▸ **What you need to do**
Print, exactly and completely, every entry in the data.

▸ **Exercise materials**

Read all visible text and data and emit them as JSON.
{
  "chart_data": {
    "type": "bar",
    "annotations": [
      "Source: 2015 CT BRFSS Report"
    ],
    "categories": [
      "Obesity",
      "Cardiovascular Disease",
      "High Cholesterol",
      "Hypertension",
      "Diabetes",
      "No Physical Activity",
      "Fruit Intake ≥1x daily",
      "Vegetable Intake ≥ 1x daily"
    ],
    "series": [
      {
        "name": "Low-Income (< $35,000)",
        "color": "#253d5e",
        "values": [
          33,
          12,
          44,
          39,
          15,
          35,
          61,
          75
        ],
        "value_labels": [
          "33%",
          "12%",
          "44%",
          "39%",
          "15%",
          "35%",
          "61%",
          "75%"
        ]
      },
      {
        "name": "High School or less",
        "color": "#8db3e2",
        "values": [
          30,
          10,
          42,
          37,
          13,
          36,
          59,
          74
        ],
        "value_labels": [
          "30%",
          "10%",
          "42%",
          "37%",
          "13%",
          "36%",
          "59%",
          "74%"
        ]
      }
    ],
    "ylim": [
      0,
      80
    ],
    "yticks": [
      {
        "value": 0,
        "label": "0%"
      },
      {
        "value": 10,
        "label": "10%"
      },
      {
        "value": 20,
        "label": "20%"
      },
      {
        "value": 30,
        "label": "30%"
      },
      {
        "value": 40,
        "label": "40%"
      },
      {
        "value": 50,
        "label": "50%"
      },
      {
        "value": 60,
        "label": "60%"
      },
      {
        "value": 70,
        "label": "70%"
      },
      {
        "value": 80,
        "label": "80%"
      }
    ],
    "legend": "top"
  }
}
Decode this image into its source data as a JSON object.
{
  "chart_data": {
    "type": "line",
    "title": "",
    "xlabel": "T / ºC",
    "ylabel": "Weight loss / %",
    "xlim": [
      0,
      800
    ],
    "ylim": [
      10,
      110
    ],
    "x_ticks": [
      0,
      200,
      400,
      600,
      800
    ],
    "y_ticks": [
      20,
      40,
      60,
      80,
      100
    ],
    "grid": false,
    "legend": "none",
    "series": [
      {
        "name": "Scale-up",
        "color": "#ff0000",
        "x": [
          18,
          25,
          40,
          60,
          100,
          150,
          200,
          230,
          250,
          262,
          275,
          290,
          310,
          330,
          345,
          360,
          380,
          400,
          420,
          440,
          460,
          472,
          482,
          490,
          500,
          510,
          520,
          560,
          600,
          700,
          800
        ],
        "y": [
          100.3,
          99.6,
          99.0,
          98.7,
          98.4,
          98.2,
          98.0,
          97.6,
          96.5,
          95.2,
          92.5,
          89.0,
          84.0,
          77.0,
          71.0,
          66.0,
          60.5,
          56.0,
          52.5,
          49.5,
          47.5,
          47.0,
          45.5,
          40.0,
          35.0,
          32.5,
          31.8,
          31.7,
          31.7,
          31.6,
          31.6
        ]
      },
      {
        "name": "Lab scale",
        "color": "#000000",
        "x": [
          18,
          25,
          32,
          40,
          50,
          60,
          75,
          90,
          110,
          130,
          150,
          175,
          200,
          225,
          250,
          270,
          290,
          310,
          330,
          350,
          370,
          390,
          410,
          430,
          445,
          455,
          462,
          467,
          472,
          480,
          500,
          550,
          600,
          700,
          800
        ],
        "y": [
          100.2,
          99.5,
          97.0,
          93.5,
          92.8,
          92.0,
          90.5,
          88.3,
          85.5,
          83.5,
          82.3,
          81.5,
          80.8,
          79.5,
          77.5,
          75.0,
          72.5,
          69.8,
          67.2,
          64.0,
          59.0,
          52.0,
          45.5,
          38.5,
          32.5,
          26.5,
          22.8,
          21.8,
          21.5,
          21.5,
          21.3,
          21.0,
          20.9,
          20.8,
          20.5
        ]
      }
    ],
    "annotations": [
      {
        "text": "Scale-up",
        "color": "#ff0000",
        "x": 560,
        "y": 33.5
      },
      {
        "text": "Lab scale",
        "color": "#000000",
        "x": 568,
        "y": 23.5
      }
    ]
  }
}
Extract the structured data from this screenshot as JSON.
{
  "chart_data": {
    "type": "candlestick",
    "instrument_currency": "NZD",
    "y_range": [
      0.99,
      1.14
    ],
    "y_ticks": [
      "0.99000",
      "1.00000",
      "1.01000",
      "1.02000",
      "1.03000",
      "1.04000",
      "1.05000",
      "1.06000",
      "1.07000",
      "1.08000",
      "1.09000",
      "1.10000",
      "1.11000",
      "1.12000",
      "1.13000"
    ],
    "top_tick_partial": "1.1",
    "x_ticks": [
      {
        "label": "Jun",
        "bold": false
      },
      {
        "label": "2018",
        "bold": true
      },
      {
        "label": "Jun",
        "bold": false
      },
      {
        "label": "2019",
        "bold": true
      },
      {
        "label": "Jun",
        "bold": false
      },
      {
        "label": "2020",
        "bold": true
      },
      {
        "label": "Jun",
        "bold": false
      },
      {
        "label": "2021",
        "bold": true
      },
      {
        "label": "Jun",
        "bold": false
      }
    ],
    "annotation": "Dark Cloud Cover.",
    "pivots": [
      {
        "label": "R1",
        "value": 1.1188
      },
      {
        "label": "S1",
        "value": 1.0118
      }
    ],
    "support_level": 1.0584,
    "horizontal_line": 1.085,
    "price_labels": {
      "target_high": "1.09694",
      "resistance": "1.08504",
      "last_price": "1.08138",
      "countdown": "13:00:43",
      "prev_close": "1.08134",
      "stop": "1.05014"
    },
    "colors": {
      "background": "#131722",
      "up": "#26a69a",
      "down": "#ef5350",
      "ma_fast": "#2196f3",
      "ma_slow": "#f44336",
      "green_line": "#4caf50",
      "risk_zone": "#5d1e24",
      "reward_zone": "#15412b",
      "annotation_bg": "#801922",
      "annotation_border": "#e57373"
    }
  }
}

▸ **Answer**
Read all visible text and data and emit them as JSON.
{
  "chart_data": {
    "type": "bar",
    "annotations": [
      "Source: 2015 CT BRFSS Report"
    ],
    "categories": [
      "Obesity",
      "Cardiovascular Disease",
      "High Cholesterol",
      "Hypertension",
      "Diabetes",
      "No Physical Activity",
      "Fruit Intake ≥1x daily",
      "Vegetable Intake ≥ 1x daily"
    ],
    "series": [
      {
        "name": "Low-Income (< $35,000)",
        "color": "#253d5e",
        "values": [
          33,
          12,
          44,
          39,
          15,
          35,
          61,
          75
        ],
        "value_labels": [
          "33%",
          "12%",
          "44%",
          "39%",
          "15%",
          "35%",
          "61%",
          "75%"
        ]
      },
      {
        "name": "High School or less",
        "color": "#8db3e2",
        "values": [
          30,
          10,
          42,
          37,
          13,
          36,
          59,
          74
        ],
        "value_labels": [
          "30%",
          "10%",
          "42%",
          "37%",
          "13%",
          "36%",
          "59%",
          "74%"
        ]
      }
    ],
    "ylim": [
      0,
      80
    ],
    "yticks": [
      {
        "value": 0,
        "label": "0%"
      },
      {
        "value": 10,
        "label": "10%"
      },
      {
        "value": 20,
        "label": "20%"
      },
      {
        "value": 30,
        "label": "30%"
      },
      {
        "value": 40,
        "label": "40%"
      },
      {
        "value": 50,
        "label": "50%"
      },
      {
        "value": 60,
        "label": "60%"
      },
      {
        "value": 70,
        "label": "70%"
      },
      {
        "value": 80,
        "label": "80%"
      }
    ],
    "legend": "top"
  }
}
Decode this image into its source data as a JSON object.
{
  "chart_data": {
    "type": "line",
    "title": "",
    "xlabel": "T / ºC",
    "ylabel": "Weight loss / %",
    "xlim": [
      0,
      800
    ],
    "ylim": [
      10,
      110
    ],
    "x_ticks": [
      0,
      200,
      400,
      600,
      800
    ],
    "y_ticks": [
      20,
      40,
      60,
      80,
      100
    ],
    "grid": false,
    "legend": "none",
    "series": [
      {
        "name": "Scale-up",
        "color": "#ff0000",
        "x": [
          18,
          25,
          40,
          60,
          100,
          150,
          200,
          230,
          250,
          262,
          275,
          290,
          310,
          330,
          345,
          360,
          380,
          400,
          420,
          440,
          460,
          472,
          482,
          490,
          500,
          510,
          520,
          560,
          600,
          700,
          800
        ],
        "y": [
          100.3,
          99.6,
          99.0,
          98.7,
          98.4,
          98.2,
          98.0,
          97.6,
          96.5,
          95.2,
          92.5,
          89.0,
          84.0,
          77.0,
          71.0,
          66.0,
          60.5,
          56.0,
          52.5,
          49.5,
          47.5,
          47.0,
          45.5,
          40.0,
          35.0,
          32.5,
          31.8,
          31.7,
          31.7,
          31.6,
          31.6
        ]
      },
      {
        "name": "Lab scale",
        "color": "#000000",
        "x": [
          18,
          25,
          32,
          40,
          50,
          60,
          75,
          90,
          110,
          130,
          150,
          175,
          200,
          225,
          250,
          270,
          290,
          310,
          330,
          350,
          370,
          390,
          410,
          430,
          445,
          455,
          462,
          467,
          472,
          480,
          500,
          550,
          600,
          700,
          800
        ],
        "y": [
          100.2,
          99.5,
          97.0,
          93.5,
          92.8,
          92.0,
          90.5,
          88.3,
          85.5,
          83.5,
          82.3,
          81.5,
          80.8,
          79.5,
          77.5,
          75.0,
          72.5,
          69.8,
          67.2,
          64.0,
          59.0,
          52.0,
          45.5,
          38.5,
          32.5,
          26.5,
          22.8,
          21.8,
          21.5,
          21.5,
          21.3,
          21.0,
          20.9,
          20.8,
          20.5
        ]
      }
    ],
    "annotations": [
      {
        "text": "Scale-up",
        "color": "#ff0000",
        "x": 560,
        "y": 33.5
      },
      {
        "text": "Lab scale",
        "color": "#000000",
        "x": 568,
        "y": 23.5
      }
    ]
  }
}
Extract the structured data from this screenshot as JSON.
{
  "chart_data": {
    "type": "candlestick",
    "instrument_currency": "NZD",
    "y_range": [
      0.99,
      1.14
    ],
    "y_ticks": [
      "0.99000",
      "1.00000",
      "1.01000",
      "1.02000",
      "1.03000",
      "1.04000",
      "1.05000",
      "1.06000",
      "1.07000",
      "1.08000",
      "1.09000",
      "1.10000",
      "1.11000",
      "1.12000",
      "1.13000"
    ],
    "top_tick_partial": "1.1",
    "x_ticks": [
      {
        "label": "Jun",
        "bold": false
      },
      {
        "label": "2018",
        "bold": true
      },
      {
        "label": "Jun",
        "bold": false
      },
      {
        "label": "2019",
        "bold": true
      },
      {
        "label": "Jun",
        "bold": false
      },
      {
        "label": "2020",
        "bold": true
      },
      {
        "label": "Jun",
        "bold": false
      },
      {
        "label": "2021",
        "bold": true
      },
      {
        "label": "Jun",
        "bold": false
      }
    ],
    "annotation": "Dark Cloud Cover.",
    "pivots": [
      {
        "label": "R1",
        "value": 1.1188
      },
      {
        "label": "S1",
        "value": 1.0118
      }
    ],
    "support_level": 1.0584,
    "horizontal_line": 1.085,
    "price_labels": {
      "target_high": "1.09694",
      "resistance": "1.08504",
      "last_price": "1.08138",
      "countdown": "13:00:43",
      "prev_close": "1.08134",
      "stop": "1.05014"
    },
    "colors": {
      "background": "#131722",
      "up": "#26a69a",
      "down": "#ef5350",
      "ma_fast": "#2196f3",
      "ma_slow": "#f44336",
      "green_line": "#4caf50",
      "risk_zone": "#5d1e24",
      "reward_zone": "#15412b",
      "annotation_bg": "#801922",
      "annotation_border": "#e57373"
    }
  }
}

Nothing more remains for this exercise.